── ITEMS ──
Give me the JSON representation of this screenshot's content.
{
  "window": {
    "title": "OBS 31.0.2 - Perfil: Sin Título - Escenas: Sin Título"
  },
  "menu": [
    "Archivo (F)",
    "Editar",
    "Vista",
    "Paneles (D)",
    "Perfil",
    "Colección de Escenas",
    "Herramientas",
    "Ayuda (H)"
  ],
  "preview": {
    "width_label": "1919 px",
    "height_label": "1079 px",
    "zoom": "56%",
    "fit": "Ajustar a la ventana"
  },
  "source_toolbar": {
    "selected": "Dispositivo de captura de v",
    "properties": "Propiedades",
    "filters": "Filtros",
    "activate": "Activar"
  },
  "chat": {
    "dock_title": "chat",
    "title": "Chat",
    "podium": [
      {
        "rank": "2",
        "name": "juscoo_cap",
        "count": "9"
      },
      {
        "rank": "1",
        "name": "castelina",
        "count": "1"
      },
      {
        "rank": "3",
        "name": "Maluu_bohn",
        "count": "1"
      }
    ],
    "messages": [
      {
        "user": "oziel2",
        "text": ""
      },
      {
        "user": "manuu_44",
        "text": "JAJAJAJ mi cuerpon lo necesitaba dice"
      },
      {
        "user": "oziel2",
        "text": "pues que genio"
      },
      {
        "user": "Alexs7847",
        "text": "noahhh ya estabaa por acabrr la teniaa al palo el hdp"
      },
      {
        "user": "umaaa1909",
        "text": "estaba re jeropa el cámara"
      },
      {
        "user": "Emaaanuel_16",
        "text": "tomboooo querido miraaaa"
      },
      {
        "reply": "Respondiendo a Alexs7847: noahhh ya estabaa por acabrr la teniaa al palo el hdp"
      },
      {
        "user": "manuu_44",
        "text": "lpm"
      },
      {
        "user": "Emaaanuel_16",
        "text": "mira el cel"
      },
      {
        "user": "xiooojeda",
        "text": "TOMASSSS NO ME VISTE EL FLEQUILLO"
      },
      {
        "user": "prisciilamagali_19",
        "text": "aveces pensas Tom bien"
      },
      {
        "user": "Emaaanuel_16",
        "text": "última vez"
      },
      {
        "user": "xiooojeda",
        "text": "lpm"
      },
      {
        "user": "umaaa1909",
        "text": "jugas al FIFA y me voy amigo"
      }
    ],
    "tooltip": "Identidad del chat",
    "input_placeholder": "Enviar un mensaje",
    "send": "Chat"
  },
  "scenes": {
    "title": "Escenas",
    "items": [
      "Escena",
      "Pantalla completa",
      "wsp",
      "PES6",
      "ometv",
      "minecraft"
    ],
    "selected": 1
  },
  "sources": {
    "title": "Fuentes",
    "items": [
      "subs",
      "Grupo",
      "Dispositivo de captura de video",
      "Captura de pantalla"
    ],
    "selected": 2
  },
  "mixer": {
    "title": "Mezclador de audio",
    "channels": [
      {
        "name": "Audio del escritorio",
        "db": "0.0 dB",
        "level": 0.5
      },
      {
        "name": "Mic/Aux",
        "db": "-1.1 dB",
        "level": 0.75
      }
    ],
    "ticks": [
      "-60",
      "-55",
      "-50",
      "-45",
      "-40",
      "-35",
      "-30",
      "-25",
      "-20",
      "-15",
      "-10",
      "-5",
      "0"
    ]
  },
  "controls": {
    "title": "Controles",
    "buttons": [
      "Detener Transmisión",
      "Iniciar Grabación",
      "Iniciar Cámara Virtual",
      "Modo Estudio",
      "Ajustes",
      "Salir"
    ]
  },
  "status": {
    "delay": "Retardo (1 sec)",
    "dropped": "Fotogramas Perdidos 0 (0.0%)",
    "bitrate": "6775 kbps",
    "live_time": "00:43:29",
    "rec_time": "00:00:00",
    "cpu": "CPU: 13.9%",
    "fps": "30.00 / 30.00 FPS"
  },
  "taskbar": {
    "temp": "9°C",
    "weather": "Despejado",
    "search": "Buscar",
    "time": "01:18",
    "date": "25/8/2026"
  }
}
───
| SHORT TASK |
Word for word, write out the data.

| ANSWER TO THIS PROBLEM |
Give me the JSON representation of this screenshot's content.
{
  "window": {
    "title": "OBS 31.0.2 - Perfil: Sin Título - Escenas: Sin Título"
  },
  "menu": [
    "Archivo (F)",
    "Editar",
    "Vista",
    "Paneles (D)",
    "Perfil",
    "Colección de Escenas",
    "Herramientas",
    "Ayuda (H)"
  ],
  "preview": {
    "width_label": "1919 px",
    "height_label": "1079 px",
    "zoom": "56%",
    "fit": "Ajustar a la ventana"
  },
  "source_toolbar": {
    "selected": "Dispositivo de captura de v",
    "properties": "Propiedades",
    "filters": "Filtros",
    "activate": "Activar"
  },
  "chat": {
    "dock_title": "chat",
    "title": "Chat",
    "podium": [
      {
        "rank": "2",
        "name": "juscoo_cap",
        "count": "9"
      },
      {
        "rank": "1",
        "name": "castelina",
        "count": "1"
      },
      {
        "rank": "3",
        "name": "Maluu_bohn",
        "count": "1"
      }
    ],
    "messages": [
      {
        "user": "oziel2",
        "text": ""
      },
      {
        "user": "manuu_44",
        "text": "JAJAJAJ mi cuerpon lo necesitaba dice"
      },
      {
        "user": "oziel2",
        "text": "pues que genio"
      },
      {
        "user": "Alexs7847",
        "text": "noahhh ya estabaa por acabrr la teniaa al palo el hdp"
      },
      {
        "user": "umaaa1909",
        "text": "estaba re jeropa el cámara"
      },
      {
        "user": "Emaaanuel_16",
        "text": "tomboooo querido miraaaa"
      },
      {
        "reply": "Respondiendo a Alexs7847: noahhh ya estabaa por acabrr la teniaa al palo el hdp"
      },
      {
        "user": "manuu_44",
        "text": "lpm"
      },
      {
        "user": "Emaaanuel_16",
        "text": "mira el cel"
      },
      {
        "user": "xiooojeda",
        "text": "TOMASSSS NO ME VISTE EL FLEQUILLO"
      },
      {
        "user": "prisciilamagali_19",
        "text": "aveces pensas Tom bien"
      },
      {
        "user": "Emaaanuel_16",
        "text": "última vez"
      },
      {
        "user": "xiooojeda",
        "text": "lpm"
      },
      {
        "user": "umaaa1909",
        "text": "jugas al FIFA y me voy amigo"
      }
    ],
    "tooltip": "Identidad del chat",
    "input_placeholder": "Enviar un mensaje",
    "send": "Chat"
  },
  "scenes": {
    "title": "Escenas",
    "items": [
      "Escena",
      "Pantalla completa",
      "wsp",
      "PES6",
      "ometv",
      "minecraft"
    ],
    "selected": 1
  },
  "sources": {
    "title": "Fuentes",
    "items": [
      "subs",
      "Grupo",
      "Dispositivo de captura de video",
      "Captura de pantalla"
    ],
    "selected": 2
  },
  "mixer": {
    "title": "Mezclador de audio",
    "channels": [
      {
        "name": "Audio del escritorio",
        "db": "0.0 dB",
        "level": 0.5
      },
      {
        "name": "Mic/Aux",
        "db": "-1.1 dB",
        "level": 0.75
      }
    ],
    "ticks": [
      "-60",
      "-55",
      "-50",
      "-45",
      "-40",
      "-35",
      "-30",
      "-25",
      "-20",
      "-15",
      "-10",
      "-5",
      "0"
    ]
  },
  "controls": {
    "title": "Controles",
    "buttons": [
      "Detener Transmisión",
      "Iniciar Grabación",
      "Iniciar Cámara Virtual",
      "Modo Estudio",
      "Ajustes",
      "Salir"
    ]
  },
  "status": {
    "delay": "Retardo (1 sec)",
    "dropped": "Fotogramas Perdidos 0 (0.0%)",
    "bitrate": "6775 kbps",
    "live_time": "00:43:29",
    "rec_time": "00:00:00",
    "cpu": "CPU: 13.9%",
    "fps": "30.00 / 30.00 FPS"
  },
  "taskbar": {
    "temp": "9°C",
    "weather": "Despejado",
    "search": "Buscar",
    "time": "01:18",
    "date": "25/8/2026"
  }
}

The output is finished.